● **What you will do**
Copy out the data below as written; omit any images.

Entries from a dataset
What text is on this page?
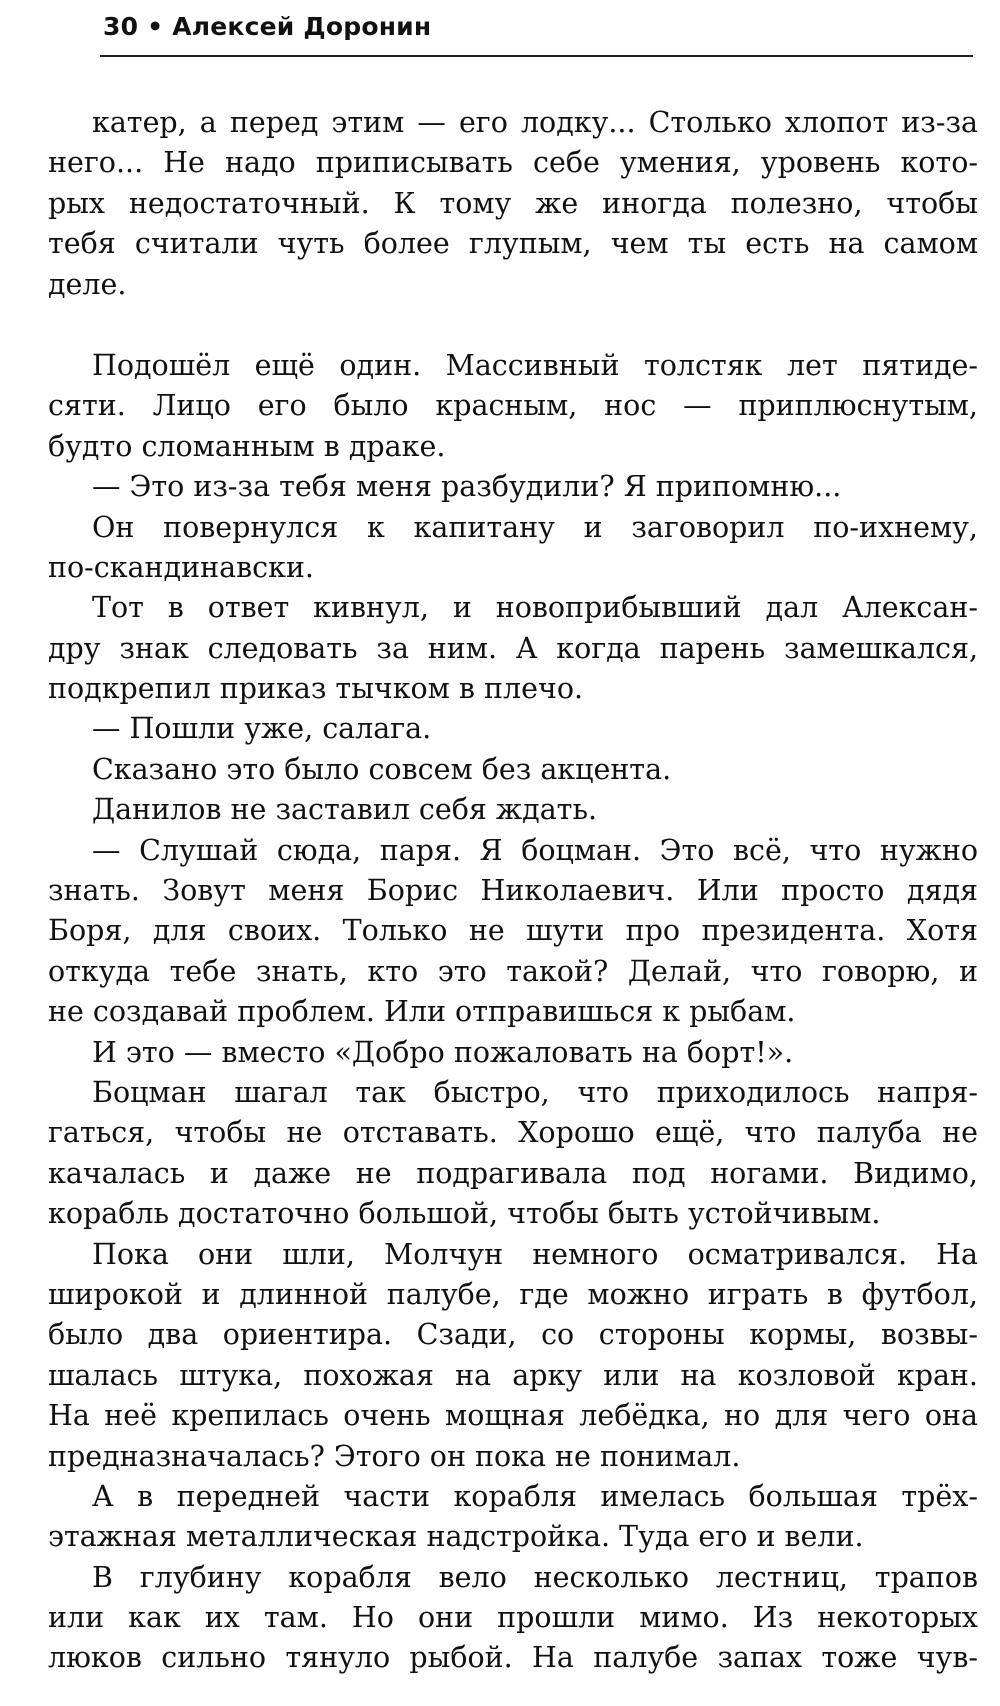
30 • Алексей Доронин
катер, а перед этим — его лодку... Столько хлопот из-за
него... Не надо приписывать себе умения, уровень кото-
рых недостаточный. К тому же иногда полезно, чтобы
тебя считали чуть более глупым, чем ты есть на самом
деле.
Подошёл ещё один. Массивный толстяк лет пятиде-
сяти. Лицо его было красным, нос — приплюснутым,
будто сломанным в драке.
— Это из-за тебя меня разбудили? Я припомню...
Он повернулся к капитану и заговорил по-ихнему,
по-скандинавски.
Тот в ответ кивнул, и новоприбывший дал Алексан-
дру знак следовать за ним. А когда парень замешкался,
подкрепил приказ тычком в плечо.
— Пошли уже, салага.
Сказано это было совсем без акцента.
Данилов не заставил себя ждать.
— Слушай сюда, паря. Я боцман. Это всё, что нужно
знать. Зовут меня Борис Николаевич. Или просто дядя
Боря, для своих. Только не шути про президента. Хотя
откуда тебе знать, кто это такой? Делай, что говорю, и
не создавай проблем. Или отправишься к рыбам.
И это — вместо «Добро пожаловать на борт!».
Боцман шагал так быстро, что приходилось напря-
гаться, чтобы не отставать. Хорошо ещё, что палуба не
качалась и даже не подрагивала под ногами. Видимо,
корабль достаточно большой, чтобы быть устойчивым.
Пока они шли, Молчун немного осматривался. На
широкой и длинной палубе, где можно играть в футбол,
было два ориентира. Сзади, со стороны кормы, возвы-
шалась штука, похожая на арку или на козловой кран.
На неё крепилась очень мощная лебёдка, но для чего она
предназначалась? Этого он пока не понимал.
А в передней части корабля имелась большая трёх-
этажная металлическая надстройка. Туда его и вели.
В глубину корабля вело несколько лестниц, трапов
или как их там. Но они прошли мимо. Из некоторых
люков сильно тянуло рыбой. На палубе запах тоже чув-
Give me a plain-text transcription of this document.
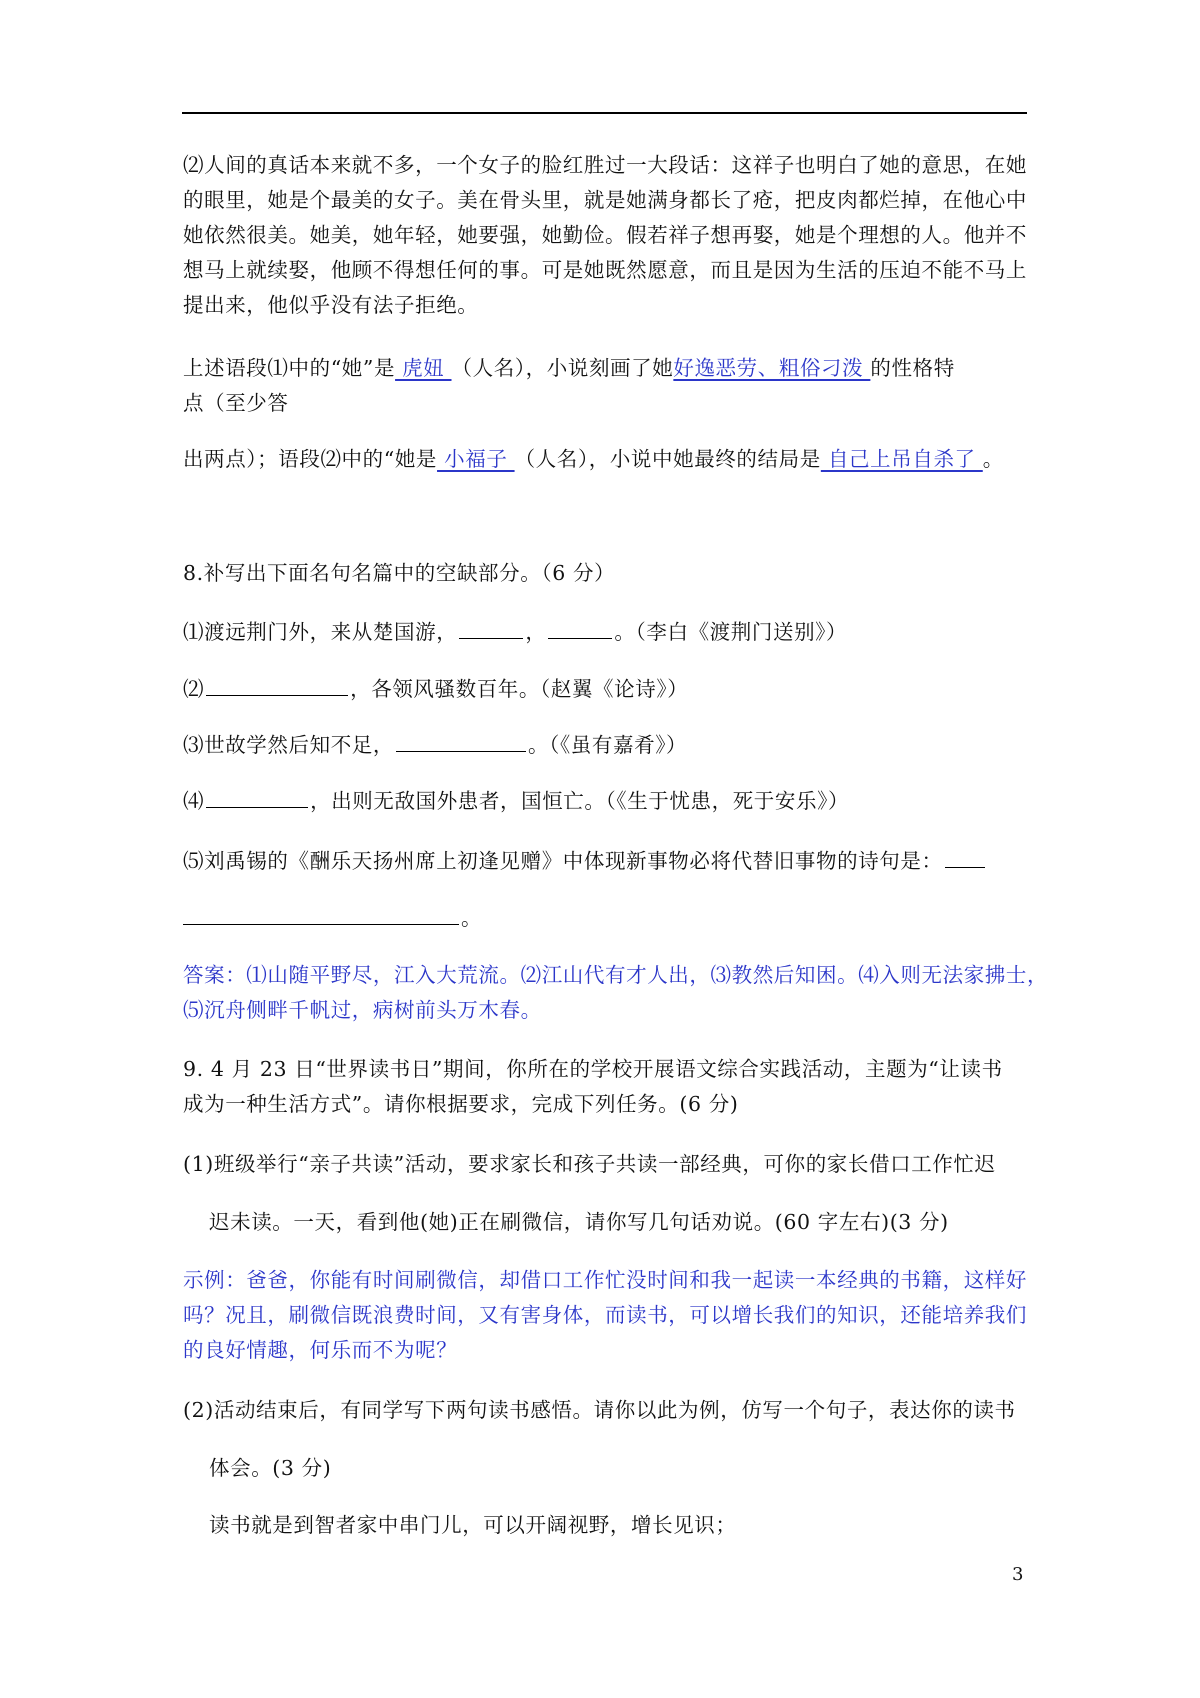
⑵人间的真话本来就不多，一个女子的脸红胜过一大段话：这祥子也明白了她的意思，在她
的眼里，她是个最美的女子。美在骨头里，就是她满身都长了疮，把皮肉都烂掉，在他心中
她依然很美。她美，她年轻，她要强，她勤俭。假若祥子想再娶，她是个理想的人。他并不
想马上就续娶，他顾不得想任何的事。可是她既然愿意，而且是因为生活的压迫不能不马上
提出来，他似乎没有法子拒绝。
上述语段⑴中的“她”是 虎妞 （人名），小说刻画了她好逸恶劳、粗俗刁泼 的性格特
点（至少答
出两点）；语段⑵中的“她是 小福子 （人名），小说中她最终的结局是 自己上吊自杀了 。
8.补写出下面名句名篇中的空缺部分。（6 分）
⑴渡远荆门外，来从楚国游，	，	。（李白《渡荆门送别》）
⑵	，各领风骚数百年。（赵翼《论诗》）
⑶世故学然后知不足，	。（《虽有嘉肴》）
⑷	，出则无敌国外患者，国恒亡。（《生于忧患，死于安乐》）
⑸刘禹锡的《酬乐天扬州席上初逢见赠》中体现新事物必将代替旧事物的诗句是：
。
答案：⑴山随平野尽，江入大荒流。⑵江山代有才人出，⑶教然后知困。⑷入则无法家拂士，
⑸沉舟侧畔千帆过，病树前头万木春。
9. 4 月 23 日“世界读书日”期间，你所在的学校开展语文综合实践活动，主题为“让读书
成为一种生活方式”。请你根据要求，完成下列任务。(6 分)
(1)班级举行“亲子共读”活动，要求家长和孩子共读一部经典，可你的家长借口工作忙迟
迟未读。一天，看到他(她)正在刷微信，请你写几句话劝说。(60 字左右)(3 分)
示例：爸爸，你能有时间刷微信，却借口工作忙没时间和我一起读一本经典的书籍，这样好
吗？况且，刷微信既浪费时间，又有害身体，而读书，可以增长我们的知识，还能培养我们
的良好情趣，何乐而不为呢？
(2)活动结束后，有同学写下两句读书感悟。请你以此为例，仿写一个句子，表达你的读书
体会。(3 分)
读书就是到智者家中串门儿，可以开阔视野，增长见识；
3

● **The solution**
What text is on this page?
30 • Алексей Доронин
катер, а перед этим — его лодку... Столько хлопот из-за
него... Не надо приписывать себе умения, уровень кото-
рых недостаточный. К тому же иногда полезно, чтобы
тебя считали чуть более глупым, чем ты есть на самом
деле.
Подошёл ещё один. Массивный толстяк лет пятиде-
сяти. Лицо его было красным, нос — приплюснутым,
будто сломанным в драке.
— Это из-за тебя меня разбудили? Я припомню...
Он повернулся к капитану и заговорил по-ихнему,
по-скандинавски.
Тот в ответ кивнул, и новоприбывший дал Алексан-
дру знак следовать за ним. А когда парень замешкался,
подкрепил приказ тычком в плечо.
— Пошли уже, салага.
Сказано это было совсем без акцента.
Данилов не заставил себя ждать.
— Слушай сюда, паря. Я боцман. Это всё, что нужно
знать. Зовут меня Борис Николаевич. Или просто дядя
Боря, для своих. Только не шути про президента. Хотя
откуда тебе знать, кто это такой? Делай, что говорю, и
не создавай проблем. Или отправишься к рыбам.
И это — вместо «Добро пожаловать на борт!».
Боцман шагал так быстро, что приходилось напря-
гаться, чтобы не отставать. Хорошо ещё, что палуба не
качалась и даже не подрагивала под ногами. Видимо,
корабль достаточно большой, чтобы быть устойчивым.
Пока они шли, Молчун немного осматривался. На
широкой и длинной палубе, где можно играть в футбол,
было два ориентира. Сзади, со стороны кормы, возвы-
шалась штука, похожая на арку или на козловой кран.
На неё крепилась очень мощная лебёдка, но для чего она
предназначалась? Этого он пока не понимал.
А в передней части корабля имелась большая трёх-
этажная металлическая надстройка. Туда его и вели.
В глубину корабля вело несколько лестниц, трапов
или как их там. Но они прошли мимо. Из некоторых
люков сильно тянуло рыбой. На палубе запах тоже чув-
Give me a plain-text transcription of this document.
⑵人间的真话本来就不多，一个女子的脸红胜过一大段话：这祥子也明白了她的意思，在她
的眼里，她是个最美的女子。美在骨头里，就是她满身都长了疮，把皮肉都烂掉，在他心中
她依然很美。她美，她年轻，她要强，她勤俭。假若祥子想再娶，她是个理想的人。他并不
想马上就续娶，他顾不得想任何的事。可是她既然愿意，而且是因为生活的压迫不能不马上
提出来，他似乎没有法子拒绝。
上述语段⑴中的“她”是 虎妞 （人名），小说刻画了她好逸恶劳、粗俗刁泼 的性格特
点（至少答
出两点）；语段⑵中的“她是 小福子 （人名），小说中她最终的结局是 自己上吊自杀了 。
8.补写出下面名句名篇中的空缺部分。（6 分）
⑴渡远荆门外，来从楚国游，	，	。（李白《渡荆门送别》）
⑵	，各领风骚数百年。（赵翼《论诗》）
⑶世故学然后知不足，	。（《虽有嘉肴》）
⑷	，出则无敌国外患者，国恒亡。（《生于忧患，死于安乐》）
⑸刘禹锡的《酬乐天扬州席上初逢见赠》中体现新事物必将代替旧事物的诗句是：
。
答案：⑴山随平野尽，江入大荒流。⑵江山代有才人出，⑶教然后知困。⑷入则无法家拂士，
⑸沉舟侧畔千帆过，病树前头万木春。
9. 4 月 23 日“世界读书日”期间，你所在的学校开展语文综合实践活动，主题为“让读书
成为一种生活方式”。请你根据要求，完成下列任务。(6 分)
(1)班级举行“亲子共读”活动，要求家长和孩子共读一部经典，可你的家长借口工作忙迟
迟未读。一天，看到他(她)正在刷微信，请你写几句话劝说。(60 字左右)(3 分)
示例：爸爸，你能有时间刷微信，却借口工作忙没时间和我一起读一本经典的书籍，这样好
吗？况且，刷微信既浪费时间，又有害身体，而读书，可以增长我们的知识，还能培养我们
的良好情趣，何乐而不为呢？
(2)活动结束后，有同学写下两句读书感悟。请你以此为例，仿写一个句子，表达你的读书
体会。(3 分)
读书就是到智者家中串门儿，可以开阔视野，增长见识；
3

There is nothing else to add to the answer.